* _TASK DETAILS_: Each line that holds the word "content" counts once. Give the total number of such lines and nothing else.

* _DATA ENTRIES_:
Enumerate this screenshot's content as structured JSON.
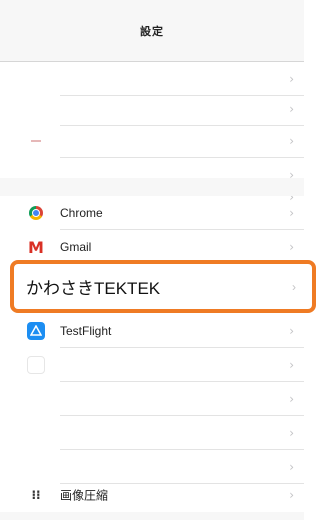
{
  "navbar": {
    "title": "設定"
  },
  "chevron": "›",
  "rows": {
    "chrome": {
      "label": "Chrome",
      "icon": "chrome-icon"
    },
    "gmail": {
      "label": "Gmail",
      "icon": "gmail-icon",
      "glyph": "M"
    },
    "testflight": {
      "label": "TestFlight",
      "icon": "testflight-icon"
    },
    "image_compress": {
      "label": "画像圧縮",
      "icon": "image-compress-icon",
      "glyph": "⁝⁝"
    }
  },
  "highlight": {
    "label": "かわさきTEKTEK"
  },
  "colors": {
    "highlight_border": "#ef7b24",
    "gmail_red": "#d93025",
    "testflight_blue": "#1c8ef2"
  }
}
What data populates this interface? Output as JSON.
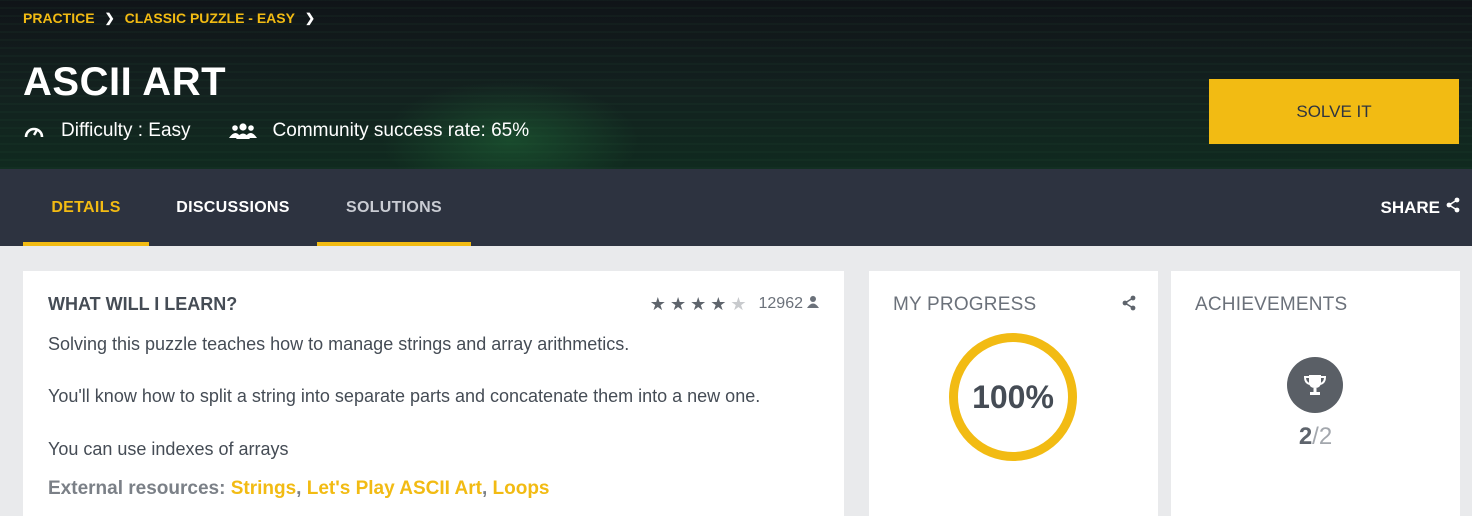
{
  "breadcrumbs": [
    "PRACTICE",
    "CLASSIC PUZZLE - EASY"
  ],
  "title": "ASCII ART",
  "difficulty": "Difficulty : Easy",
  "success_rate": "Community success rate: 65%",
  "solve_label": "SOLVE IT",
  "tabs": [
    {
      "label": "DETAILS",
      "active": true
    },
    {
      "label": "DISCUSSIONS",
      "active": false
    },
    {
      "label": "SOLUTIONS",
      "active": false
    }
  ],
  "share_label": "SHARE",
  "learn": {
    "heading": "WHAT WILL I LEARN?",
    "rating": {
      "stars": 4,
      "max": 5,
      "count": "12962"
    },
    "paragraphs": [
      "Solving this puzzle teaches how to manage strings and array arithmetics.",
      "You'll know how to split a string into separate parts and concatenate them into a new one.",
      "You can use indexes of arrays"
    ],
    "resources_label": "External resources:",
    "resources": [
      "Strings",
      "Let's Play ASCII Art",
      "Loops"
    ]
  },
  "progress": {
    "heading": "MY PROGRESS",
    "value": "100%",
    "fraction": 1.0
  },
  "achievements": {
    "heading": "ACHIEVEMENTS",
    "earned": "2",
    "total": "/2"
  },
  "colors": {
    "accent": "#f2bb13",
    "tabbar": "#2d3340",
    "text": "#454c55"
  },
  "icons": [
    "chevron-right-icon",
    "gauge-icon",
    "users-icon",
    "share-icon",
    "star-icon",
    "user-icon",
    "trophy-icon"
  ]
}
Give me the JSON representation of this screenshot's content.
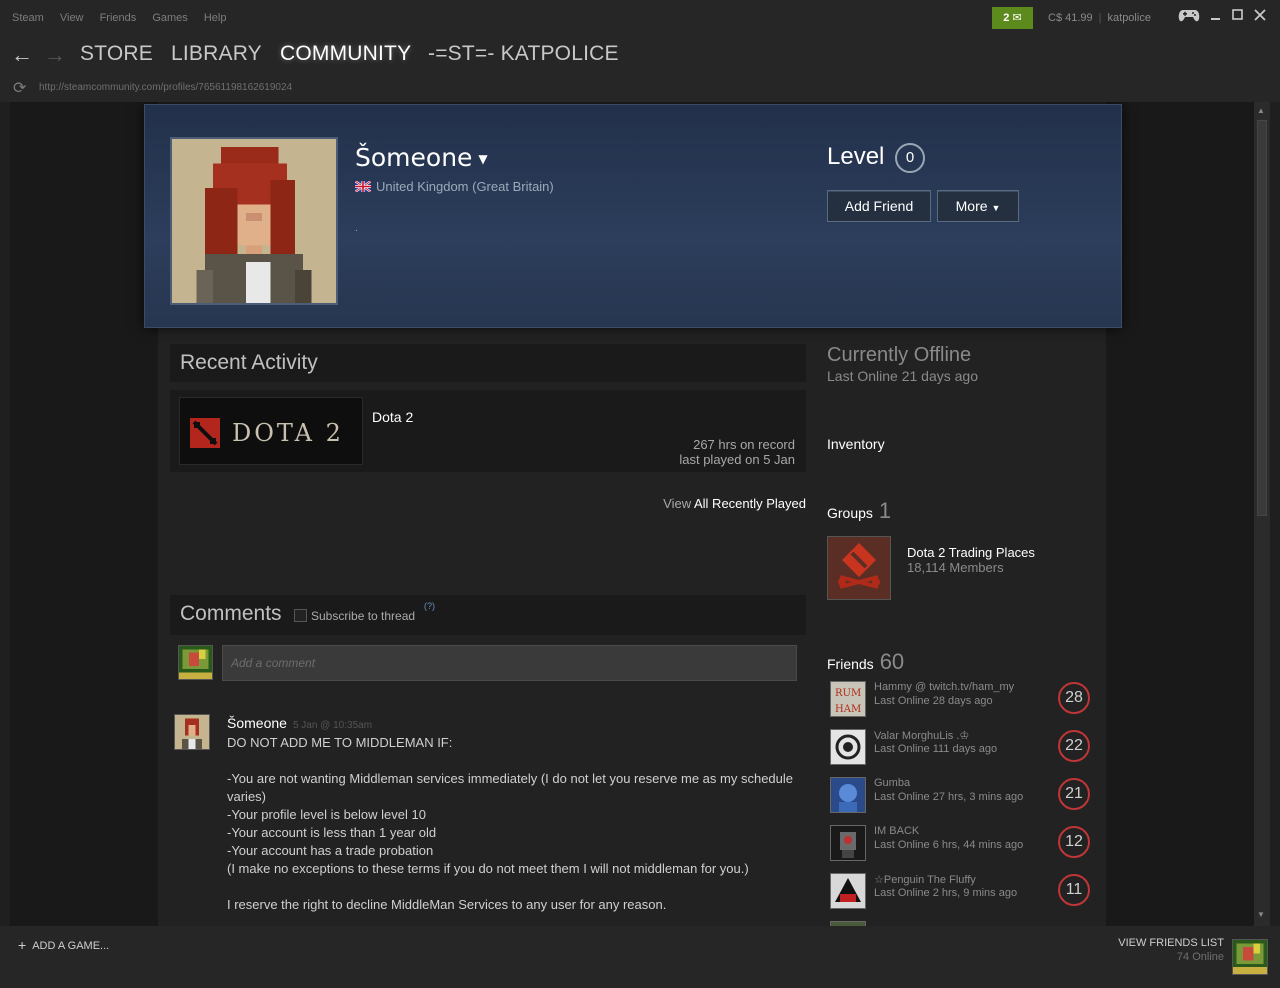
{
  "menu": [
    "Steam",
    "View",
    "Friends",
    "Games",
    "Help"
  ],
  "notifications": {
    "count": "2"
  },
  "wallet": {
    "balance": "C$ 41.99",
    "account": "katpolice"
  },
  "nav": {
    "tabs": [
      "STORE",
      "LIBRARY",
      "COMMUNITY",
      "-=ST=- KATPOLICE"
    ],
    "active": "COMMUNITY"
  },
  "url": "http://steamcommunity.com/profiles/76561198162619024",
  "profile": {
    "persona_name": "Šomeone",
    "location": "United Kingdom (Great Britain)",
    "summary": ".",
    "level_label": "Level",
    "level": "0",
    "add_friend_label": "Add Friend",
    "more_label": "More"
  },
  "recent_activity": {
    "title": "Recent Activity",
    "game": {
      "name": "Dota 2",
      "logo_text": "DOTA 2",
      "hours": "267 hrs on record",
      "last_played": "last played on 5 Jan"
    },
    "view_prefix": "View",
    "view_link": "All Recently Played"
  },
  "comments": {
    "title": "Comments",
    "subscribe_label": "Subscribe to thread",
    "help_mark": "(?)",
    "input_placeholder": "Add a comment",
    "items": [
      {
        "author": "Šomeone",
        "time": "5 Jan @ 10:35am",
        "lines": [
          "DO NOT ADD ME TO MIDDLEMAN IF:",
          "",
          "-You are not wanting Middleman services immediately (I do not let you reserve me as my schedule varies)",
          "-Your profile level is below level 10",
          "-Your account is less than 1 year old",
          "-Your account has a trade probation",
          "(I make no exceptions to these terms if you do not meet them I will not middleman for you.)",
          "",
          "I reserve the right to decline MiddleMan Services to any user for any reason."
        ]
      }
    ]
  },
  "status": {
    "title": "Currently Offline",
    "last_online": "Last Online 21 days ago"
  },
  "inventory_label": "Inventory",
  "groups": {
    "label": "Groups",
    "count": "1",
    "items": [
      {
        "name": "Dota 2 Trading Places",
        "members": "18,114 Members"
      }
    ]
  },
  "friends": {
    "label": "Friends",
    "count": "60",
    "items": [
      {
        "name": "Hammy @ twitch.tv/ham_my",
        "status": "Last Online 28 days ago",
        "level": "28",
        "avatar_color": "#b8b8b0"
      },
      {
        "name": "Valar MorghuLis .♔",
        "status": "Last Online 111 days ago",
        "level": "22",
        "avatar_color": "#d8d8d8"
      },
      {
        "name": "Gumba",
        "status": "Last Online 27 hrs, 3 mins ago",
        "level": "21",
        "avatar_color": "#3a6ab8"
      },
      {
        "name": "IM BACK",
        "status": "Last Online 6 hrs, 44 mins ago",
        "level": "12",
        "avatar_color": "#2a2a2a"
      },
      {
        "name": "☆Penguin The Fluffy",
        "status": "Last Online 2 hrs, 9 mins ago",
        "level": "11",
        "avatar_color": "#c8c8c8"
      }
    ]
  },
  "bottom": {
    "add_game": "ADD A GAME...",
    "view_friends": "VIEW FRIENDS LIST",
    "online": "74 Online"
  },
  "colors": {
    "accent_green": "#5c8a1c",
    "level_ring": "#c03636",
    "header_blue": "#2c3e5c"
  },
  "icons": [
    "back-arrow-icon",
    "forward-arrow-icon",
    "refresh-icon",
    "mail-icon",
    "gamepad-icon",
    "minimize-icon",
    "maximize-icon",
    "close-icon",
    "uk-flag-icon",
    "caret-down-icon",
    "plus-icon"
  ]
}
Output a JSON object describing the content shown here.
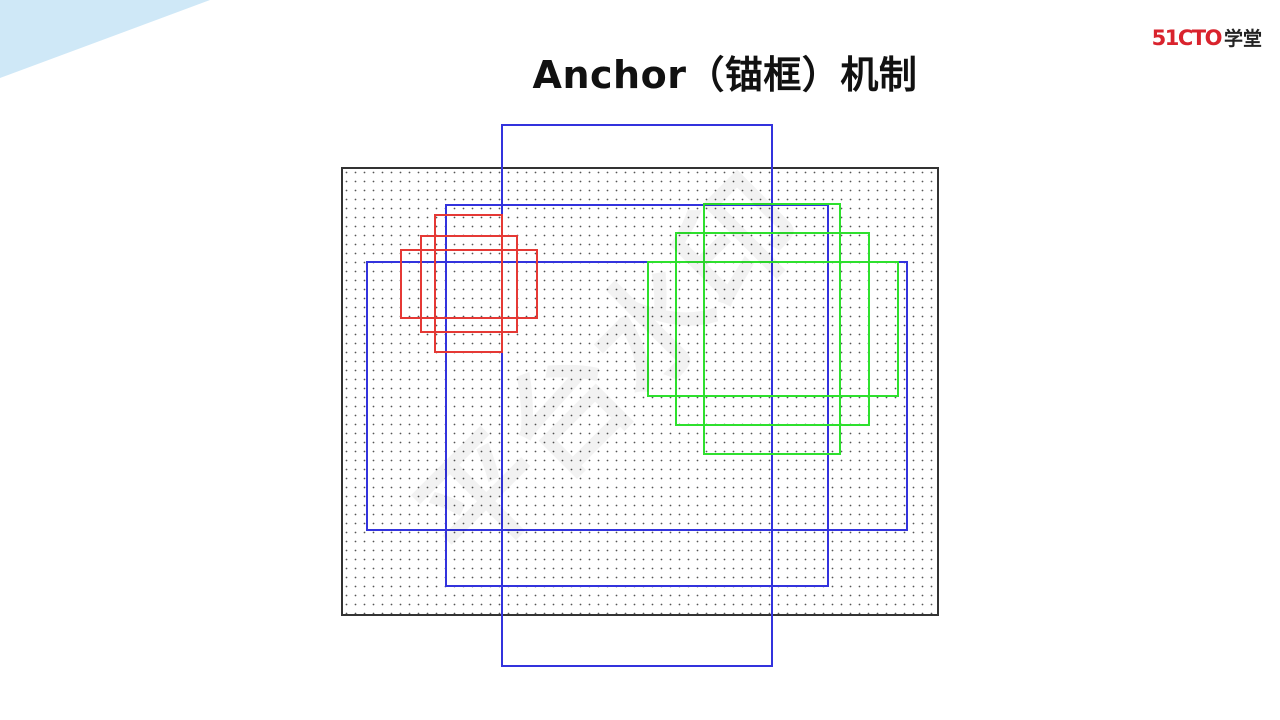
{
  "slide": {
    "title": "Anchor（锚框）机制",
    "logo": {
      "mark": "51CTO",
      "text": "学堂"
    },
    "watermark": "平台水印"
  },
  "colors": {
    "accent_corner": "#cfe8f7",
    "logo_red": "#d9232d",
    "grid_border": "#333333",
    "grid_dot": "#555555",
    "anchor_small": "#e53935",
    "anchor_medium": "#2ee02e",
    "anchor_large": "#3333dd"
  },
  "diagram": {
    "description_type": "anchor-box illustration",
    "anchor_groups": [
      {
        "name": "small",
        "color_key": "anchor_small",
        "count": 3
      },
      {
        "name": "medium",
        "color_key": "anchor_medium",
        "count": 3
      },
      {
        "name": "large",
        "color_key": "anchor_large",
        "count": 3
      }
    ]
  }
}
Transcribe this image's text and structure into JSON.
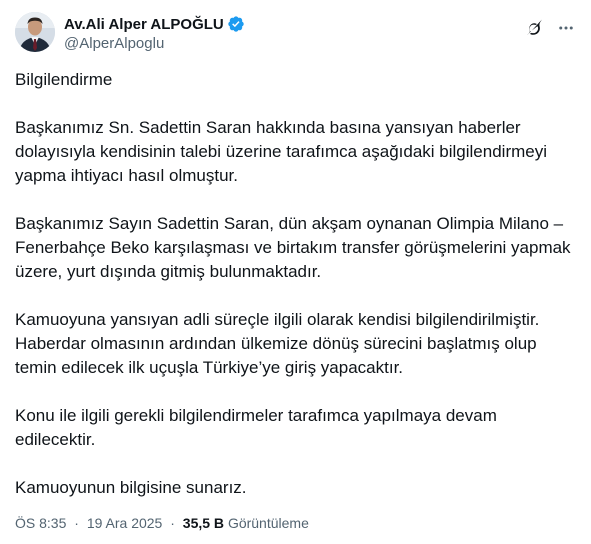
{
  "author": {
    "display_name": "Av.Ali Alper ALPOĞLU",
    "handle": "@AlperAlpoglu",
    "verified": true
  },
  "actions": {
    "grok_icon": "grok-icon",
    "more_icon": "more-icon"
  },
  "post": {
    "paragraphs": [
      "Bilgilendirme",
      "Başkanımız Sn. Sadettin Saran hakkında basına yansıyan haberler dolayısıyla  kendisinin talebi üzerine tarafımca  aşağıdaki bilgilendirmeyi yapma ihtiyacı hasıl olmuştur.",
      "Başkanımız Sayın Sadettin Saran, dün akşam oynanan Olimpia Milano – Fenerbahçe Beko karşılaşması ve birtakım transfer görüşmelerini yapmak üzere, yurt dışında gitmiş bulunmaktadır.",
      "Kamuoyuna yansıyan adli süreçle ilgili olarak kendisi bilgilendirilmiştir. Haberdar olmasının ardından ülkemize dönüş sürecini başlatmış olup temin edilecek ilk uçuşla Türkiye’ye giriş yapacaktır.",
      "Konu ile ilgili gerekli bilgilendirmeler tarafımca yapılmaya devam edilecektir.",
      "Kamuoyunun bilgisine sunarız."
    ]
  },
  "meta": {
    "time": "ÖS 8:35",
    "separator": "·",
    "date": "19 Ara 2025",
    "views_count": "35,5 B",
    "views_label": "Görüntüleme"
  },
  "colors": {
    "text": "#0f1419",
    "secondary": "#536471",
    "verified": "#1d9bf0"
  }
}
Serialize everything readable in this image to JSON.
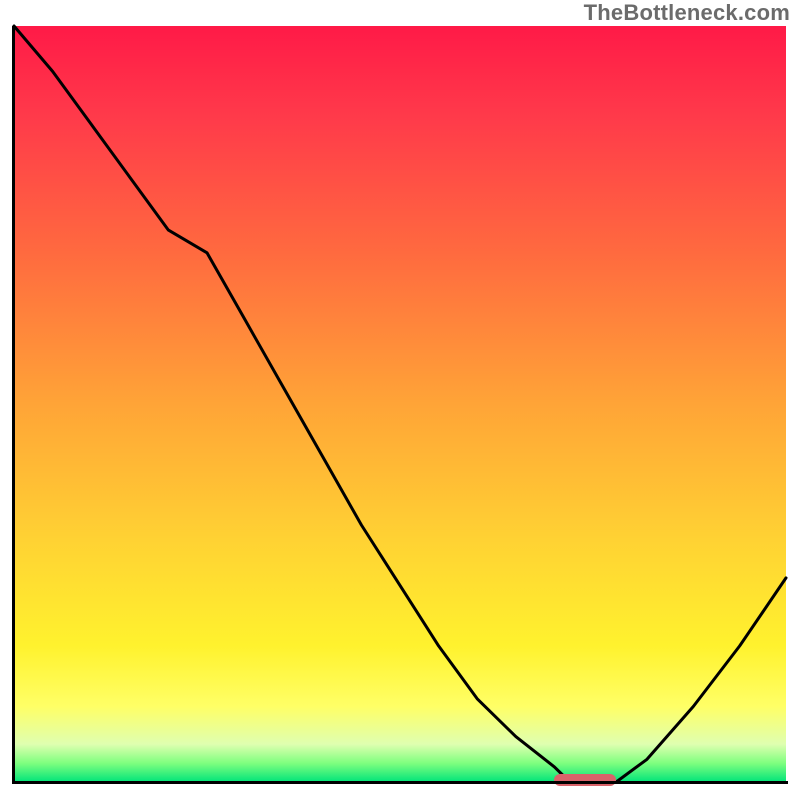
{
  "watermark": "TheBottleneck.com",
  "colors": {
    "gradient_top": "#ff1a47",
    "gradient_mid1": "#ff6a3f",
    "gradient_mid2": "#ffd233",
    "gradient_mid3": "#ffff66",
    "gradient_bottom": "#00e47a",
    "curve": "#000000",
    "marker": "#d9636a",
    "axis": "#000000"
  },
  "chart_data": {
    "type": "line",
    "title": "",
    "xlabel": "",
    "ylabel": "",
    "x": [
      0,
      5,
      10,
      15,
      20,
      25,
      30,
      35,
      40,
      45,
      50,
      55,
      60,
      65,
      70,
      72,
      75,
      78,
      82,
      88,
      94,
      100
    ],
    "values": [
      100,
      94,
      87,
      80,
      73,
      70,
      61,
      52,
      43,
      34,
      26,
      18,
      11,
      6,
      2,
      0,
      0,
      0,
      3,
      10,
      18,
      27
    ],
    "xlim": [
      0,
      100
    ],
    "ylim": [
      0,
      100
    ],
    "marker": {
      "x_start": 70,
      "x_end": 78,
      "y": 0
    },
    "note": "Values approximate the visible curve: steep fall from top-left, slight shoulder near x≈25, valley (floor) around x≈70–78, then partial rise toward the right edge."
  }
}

* _CORRECT ANSWER_: 3